▸ Задание
Выпишите из фрагмента о персонажах Блэквуда все определения, которыми наделена мысль, способная порождать фантомы.

Беда неукрепленного, необузданного человеческого сознания в том, что оно, подчас во вред своему обладателю, мечется из стороны в сторону, забредая в такие сферы, откуда ему не выбраться без посторонней помощи: «Что бы ни сделал враг врагу или же ненавистник ненавистнику, ложно направленная мысль может сделать еще худшее», — говорится в Дхаммападе. Персонажи Блэквуда нередко позволяют себе мысленные шатания, опасные еще и тем, что напряженная, страстная, но сбивчивая, а то и сумасбродная мысль способна порождать фантомы, оборачивающиеся против нее самой. Те устрашающе конкретные «мыслеобразы», которые описаны в тибетской «Книге мертвых», могут получить призрачное воплощение не только в потустороннем мире, но и в земной реальности.

Элементы данных
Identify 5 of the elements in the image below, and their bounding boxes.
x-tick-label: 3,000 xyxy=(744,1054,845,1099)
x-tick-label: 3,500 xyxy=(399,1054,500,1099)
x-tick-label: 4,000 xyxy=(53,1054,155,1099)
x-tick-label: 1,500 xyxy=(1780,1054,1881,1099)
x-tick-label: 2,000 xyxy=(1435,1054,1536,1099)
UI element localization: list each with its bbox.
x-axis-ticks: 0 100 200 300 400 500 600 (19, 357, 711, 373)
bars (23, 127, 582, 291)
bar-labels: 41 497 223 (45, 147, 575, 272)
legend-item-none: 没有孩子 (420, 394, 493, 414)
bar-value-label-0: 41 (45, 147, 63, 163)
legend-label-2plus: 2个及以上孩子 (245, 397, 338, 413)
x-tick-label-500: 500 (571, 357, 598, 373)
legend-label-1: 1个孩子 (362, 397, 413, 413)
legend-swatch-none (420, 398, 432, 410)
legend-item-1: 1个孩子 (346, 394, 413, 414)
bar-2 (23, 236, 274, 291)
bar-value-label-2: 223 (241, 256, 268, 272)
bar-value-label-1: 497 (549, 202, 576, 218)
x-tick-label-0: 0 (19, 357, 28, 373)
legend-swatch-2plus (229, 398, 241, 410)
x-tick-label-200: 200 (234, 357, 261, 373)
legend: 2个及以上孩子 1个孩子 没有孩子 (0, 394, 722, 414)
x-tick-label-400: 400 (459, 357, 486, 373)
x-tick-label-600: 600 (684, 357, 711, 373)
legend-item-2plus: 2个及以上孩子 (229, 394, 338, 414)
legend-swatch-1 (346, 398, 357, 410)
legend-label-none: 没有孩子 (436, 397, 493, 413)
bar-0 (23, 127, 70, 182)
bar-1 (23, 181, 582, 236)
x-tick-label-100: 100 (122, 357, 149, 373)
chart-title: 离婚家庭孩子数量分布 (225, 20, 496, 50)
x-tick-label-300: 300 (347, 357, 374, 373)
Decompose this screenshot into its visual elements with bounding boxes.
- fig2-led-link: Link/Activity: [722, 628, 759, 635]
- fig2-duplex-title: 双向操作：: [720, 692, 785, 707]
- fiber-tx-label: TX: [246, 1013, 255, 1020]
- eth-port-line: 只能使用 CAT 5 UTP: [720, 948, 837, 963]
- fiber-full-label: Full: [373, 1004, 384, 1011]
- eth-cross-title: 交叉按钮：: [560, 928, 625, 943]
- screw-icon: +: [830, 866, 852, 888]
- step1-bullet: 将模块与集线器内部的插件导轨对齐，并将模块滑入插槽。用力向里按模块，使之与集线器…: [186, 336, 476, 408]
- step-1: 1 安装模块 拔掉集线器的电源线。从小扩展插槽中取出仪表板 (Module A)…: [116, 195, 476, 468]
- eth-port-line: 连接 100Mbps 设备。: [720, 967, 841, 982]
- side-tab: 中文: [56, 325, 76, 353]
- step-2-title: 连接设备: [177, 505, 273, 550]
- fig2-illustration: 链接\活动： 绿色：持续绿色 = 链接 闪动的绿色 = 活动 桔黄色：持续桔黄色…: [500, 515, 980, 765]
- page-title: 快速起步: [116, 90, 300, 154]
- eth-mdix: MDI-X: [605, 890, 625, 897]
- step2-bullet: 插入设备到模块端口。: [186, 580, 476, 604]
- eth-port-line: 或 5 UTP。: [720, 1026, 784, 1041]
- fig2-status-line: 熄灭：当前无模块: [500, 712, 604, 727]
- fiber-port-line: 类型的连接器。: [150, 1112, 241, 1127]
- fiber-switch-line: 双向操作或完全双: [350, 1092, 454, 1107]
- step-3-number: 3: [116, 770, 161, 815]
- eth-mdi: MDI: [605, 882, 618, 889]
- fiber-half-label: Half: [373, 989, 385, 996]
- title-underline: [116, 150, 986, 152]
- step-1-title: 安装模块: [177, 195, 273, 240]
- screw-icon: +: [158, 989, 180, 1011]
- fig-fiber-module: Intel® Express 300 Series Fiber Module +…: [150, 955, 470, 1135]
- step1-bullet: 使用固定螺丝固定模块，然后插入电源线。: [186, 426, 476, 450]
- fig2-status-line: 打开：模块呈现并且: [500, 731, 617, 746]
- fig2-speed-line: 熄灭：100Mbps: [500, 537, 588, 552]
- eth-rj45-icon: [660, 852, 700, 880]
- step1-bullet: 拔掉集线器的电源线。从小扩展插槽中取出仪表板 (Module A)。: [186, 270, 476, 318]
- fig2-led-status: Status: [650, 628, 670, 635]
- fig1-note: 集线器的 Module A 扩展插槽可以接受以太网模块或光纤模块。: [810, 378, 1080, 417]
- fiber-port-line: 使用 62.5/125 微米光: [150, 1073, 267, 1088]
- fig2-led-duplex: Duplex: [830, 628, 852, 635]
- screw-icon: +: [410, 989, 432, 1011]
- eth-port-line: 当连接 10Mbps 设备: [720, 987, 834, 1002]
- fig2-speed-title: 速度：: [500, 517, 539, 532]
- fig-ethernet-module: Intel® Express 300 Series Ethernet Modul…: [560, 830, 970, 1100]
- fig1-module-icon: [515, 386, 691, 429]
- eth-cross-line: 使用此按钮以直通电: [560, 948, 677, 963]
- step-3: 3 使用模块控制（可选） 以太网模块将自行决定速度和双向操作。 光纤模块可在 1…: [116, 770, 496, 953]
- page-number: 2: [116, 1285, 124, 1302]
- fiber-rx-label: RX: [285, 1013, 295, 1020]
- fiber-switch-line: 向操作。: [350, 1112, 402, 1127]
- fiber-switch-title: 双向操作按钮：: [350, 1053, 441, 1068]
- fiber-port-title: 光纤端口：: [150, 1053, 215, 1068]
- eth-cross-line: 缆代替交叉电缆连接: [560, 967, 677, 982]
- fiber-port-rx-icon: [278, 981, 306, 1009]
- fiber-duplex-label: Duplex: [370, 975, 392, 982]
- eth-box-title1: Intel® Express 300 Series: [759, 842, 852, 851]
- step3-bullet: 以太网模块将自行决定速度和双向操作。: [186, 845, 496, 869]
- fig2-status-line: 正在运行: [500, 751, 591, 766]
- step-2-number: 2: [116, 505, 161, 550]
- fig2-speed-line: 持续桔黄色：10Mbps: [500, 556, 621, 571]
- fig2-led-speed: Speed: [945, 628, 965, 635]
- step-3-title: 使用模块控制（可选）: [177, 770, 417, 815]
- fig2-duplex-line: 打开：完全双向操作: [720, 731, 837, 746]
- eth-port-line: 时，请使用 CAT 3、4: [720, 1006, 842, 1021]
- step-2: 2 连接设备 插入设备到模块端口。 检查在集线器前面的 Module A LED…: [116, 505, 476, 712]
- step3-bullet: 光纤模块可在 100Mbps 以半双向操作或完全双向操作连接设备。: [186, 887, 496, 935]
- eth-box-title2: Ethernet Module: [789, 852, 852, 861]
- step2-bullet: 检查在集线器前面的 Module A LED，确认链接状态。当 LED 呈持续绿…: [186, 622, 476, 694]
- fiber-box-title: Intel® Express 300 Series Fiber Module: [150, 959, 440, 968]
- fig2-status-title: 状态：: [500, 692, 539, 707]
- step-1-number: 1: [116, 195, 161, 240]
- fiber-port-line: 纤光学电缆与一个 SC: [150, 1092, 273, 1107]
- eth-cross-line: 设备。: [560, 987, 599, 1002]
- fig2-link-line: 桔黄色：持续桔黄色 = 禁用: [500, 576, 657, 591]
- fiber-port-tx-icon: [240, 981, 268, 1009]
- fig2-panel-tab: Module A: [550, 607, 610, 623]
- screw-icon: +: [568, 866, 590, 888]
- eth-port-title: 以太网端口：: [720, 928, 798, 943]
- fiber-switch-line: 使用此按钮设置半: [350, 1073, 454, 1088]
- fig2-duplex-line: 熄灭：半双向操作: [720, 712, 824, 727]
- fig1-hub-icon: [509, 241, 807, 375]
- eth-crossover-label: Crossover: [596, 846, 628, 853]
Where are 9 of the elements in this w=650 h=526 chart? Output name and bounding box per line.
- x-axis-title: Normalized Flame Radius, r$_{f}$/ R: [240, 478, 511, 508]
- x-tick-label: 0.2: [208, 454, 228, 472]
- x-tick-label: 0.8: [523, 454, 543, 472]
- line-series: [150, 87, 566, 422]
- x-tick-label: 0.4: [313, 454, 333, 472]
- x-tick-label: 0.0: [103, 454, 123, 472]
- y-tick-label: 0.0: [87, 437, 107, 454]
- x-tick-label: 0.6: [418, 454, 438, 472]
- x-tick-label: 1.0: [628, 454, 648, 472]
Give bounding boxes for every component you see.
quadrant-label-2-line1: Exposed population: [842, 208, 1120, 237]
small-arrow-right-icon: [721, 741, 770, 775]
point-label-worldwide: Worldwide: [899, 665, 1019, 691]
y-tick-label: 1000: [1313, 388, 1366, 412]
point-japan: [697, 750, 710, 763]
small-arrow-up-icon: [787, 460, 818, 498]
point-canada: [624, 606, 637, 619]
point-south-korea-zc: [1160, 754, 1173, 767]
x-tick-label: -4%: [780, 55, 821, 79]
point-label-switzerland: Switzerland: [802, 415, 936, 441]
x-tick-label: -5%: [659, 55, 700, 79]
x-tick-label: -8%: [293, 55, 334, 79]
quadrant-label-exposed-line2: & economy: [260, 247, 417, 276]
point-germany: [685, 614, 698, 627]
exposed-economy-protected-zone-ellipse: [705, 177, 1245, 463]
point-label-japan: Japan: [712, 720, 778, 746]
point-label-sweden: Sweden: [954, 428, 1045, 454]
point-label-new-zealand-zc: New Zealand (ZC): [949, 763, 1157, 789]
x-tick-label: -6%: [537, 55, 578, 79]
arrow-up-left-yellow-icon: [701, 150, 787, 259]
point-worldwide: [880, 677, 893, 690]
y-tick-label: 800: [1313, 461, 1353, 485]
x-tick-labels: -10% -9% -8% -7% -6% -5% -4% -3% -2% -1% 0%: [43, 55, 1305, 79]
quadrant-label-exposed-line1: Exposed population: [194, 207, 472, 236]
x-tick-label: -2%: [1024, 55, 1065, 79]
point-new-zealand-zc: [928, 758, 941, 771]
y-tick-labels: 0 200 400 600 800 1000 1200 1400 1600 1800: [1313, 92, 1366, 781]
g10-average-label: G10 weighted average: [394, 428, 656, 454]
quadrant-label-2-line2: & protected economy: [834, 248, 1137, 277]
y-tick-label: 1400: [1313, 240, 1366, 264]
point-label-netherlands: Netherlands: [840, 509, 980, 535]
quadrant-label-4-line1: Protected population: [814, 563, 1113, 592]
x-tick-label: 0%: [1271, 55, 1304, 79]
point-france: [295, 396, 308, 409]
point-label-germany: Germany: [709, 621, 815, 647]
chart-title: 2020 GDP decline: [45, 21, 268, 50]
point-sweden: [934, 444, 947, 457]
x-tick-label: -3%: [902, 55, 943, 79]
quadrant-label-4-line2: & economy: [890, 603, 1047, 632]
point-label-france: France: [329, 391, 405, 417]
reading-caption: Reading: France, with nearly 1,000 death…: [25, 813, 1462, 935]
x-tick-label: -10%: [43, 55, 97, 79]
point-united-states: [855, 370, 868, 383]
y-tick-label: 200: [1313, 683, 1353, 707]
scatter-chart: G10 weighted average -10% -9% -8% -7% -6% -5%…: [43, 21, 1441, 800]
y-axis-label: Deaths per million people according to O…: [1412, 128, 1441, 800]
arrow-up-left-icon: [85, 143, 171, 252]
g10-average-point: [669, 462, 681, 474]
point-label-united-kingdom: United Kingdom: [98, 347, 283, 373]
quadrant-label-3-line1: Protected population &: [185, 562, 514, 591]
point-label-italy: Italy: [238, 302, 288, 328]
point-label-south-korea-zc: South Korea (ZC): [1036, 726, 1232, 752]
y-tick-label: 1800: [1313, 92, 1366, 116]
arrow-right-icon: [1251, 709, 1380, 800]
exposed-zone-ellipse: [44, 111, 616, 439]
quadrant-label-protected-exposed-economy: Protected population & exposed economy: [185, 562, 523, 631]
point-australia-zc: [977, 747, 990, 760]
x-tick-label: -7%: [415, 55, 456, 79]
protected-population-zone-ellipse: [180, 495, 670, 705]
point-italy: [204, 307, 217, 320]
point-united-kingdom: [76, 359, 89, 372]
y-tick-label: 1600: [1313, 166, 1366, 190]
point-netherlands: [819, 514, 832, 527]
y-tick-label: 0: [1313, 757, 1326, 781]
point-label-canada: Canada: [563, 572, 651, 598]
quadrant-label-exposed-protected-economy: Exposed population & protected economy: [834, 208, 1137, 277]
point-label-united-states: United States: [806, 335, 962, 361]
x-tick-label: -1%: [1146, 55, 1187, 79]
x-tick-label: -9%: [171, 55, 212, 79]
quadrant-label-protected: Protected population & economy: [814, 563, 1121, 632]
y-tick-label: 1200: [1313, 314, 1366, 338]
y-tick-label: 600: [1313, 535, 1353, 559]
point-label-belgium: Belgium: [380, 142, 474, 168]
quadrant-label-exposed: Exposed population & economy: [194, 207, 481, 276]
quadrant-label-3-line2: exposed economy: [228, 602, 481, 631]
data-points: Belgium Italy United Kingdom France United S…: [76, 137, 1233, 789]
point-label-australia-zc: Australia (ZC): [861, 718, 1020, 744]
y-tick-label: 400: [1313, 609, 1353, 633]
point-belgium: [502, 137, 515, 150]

▸ Результат выполнения
напряженная, страстная, сбивчивая, сумасбродная